SET EXERCISE
Extract every row below and reproduce each line verbatim, character for character.

(Recorded data)
........

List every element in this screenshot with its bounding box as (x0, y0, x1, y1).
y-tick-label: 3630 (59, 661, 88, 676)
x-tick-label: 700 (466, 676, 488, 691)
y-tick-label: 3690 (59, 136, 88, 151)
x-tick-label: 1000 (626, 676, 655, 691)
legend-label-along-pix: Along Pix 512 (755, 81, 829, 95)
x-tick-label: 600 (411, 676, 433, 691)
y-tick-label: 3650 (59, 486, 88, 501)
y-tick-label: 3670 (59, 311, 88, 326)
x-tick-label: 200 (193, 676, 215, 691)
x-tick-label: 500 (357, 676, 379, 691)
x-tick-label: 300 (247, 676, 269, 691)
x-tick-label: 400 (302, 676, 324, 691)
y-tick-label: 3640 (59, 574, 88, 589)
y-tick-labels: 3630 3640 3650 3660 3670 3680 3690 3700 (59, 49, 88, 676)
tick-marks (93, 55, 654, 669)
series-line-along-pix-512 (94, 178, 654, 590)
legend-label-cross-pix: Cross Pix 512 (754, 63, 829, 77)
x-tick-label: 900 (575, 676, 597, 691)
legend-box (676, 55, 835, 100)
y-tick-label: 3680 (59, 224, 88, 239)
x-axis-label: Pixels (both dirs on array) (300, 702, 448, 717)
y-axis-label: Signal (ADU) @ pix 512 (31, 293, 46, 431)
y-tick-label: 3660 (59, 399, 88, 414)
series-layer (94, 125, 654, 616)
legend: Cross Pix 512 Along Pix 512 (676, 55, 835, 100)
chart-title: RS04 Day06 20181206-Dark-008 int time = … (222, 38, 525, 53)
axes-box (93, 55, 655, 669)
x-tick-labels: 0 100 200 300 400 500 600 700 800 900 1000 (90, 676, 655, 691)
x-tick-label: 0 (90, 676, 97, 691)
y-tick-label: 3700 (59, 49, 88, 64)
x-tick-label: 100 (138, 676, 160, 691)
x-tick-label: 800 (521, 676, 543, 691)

........

EXERCISE RESULT
List every element in this screenshot with its bounding box as (x0, y0, x1, y1).
y-tick-label: 3630 (59, 661, 88, 676)
x-tick-label: 700 (466, 676, 488, 691)
y-tick-label: 3690 (59, 136, 88, 151)
x-tick-label: 1000 (626, 676, 655, 691)
legend-label-along-pix: Along Pix 512 (755, 81, 829, 95)
x-tick-label: 600 (411, 676, 433, 691)
y-tick-label: 3650 (59, 486, 88, 501)
y-tick-label: 3670 (59, 311, 88, 326)
x-tick-label: 200 (193, 676, 215, 691)
x-tick-label: 500 (357, 676, 379, 691)
x-tick-label: 300 (247, 676, 269, 691)
x-tick-label: 400 (302, 676, 324, 691)
y-tick-label: 3640 (59, 574, 88, 589)
y-tick-labels: 3630 3640 3650 3660 3670 3680 3690 3700 (59, 49, 88, 676)
tick-marks (93, 55, 654, 669)
series-line-along-pix-512 (94, 178, 654, 590)
legend-label-cross-pix: Cross Pix 512 (754, 63, 829, 77)
x-tick-label: 900 (575, 676, 597, 691)
legend-box (676, 55, 835, 100)
y-tick-label: 3680 (59, 224, 88, 239)
x-axis-label: Pixels (both dirs on array) (300, 702, 448, 717)
y-axis-label: Signal (ADU) @ pix 512 (31, 293, 46, 431)
y-tick-label: 3660 (59, 399, 88, 414)
series-layer (94, 125, 654, 616)
legend: Cross Pix 512 Along Pix 512 (676, 55, 835, 100)
chart-title: RS04 Day06 20181206-Dark-008 int time = … (222, 38, 525, 53)
axes-box (93, 55, 655, 669)
x-tick-labels: 0 100 200 300 400 500 600 700 800 900 1000 (90, 676, 655, 691)
x-tick-label: 0 (90, 676, 97, 691)
y-tick-label: 3700 (59, 49, 88, 64)
x-tick-label: 100 (138, 676, 160, 691)
x-tick-label: 800 (521, 676, 543, 691)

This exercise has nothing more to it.